• What the exercise asks
Copy every entry word for word, but skip the pictures.

-- Begin Supplied records --

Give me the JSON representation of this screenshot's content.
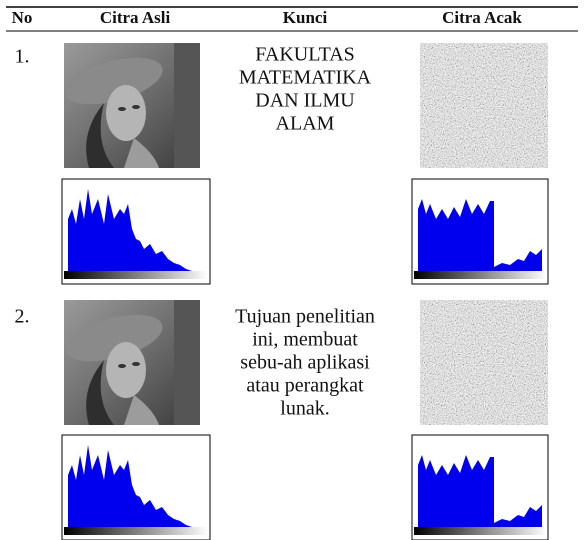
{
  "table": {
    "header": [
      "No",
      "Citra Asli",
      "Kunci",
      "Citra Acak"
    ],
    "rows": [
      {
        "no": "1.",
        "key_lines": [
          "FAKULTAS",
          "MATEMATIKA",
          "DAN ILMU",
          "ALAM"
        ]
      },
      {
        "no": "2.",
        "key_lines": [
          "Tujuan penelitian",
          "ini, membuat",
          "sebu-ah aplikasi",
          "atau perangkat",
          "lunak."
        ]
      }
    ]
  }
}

-- End Supplied records --

• Result of this exercise
Give me the JSON representation of this screenshot's content.
{
  "table": {
    "header": [
      "No",
      "Citra Asli",
      "Kunci",
      "Citra Acak"
    ],
    "rows": [
      {
        "no": "1.",
        "key_lines": [
          "FAKULTAS",
          "MATEMATIKA",
          "DAN ILMU",
          "ALAM"
        ]
      },
      {
        "no": "2.",
        "key_lines": [
          "Tujuan penelitian",
          "ini, membuat",
          "sebu-ah aplikasi",
          "atau perangkat",
          "lunak."
        ]
      }
    ]
  }
}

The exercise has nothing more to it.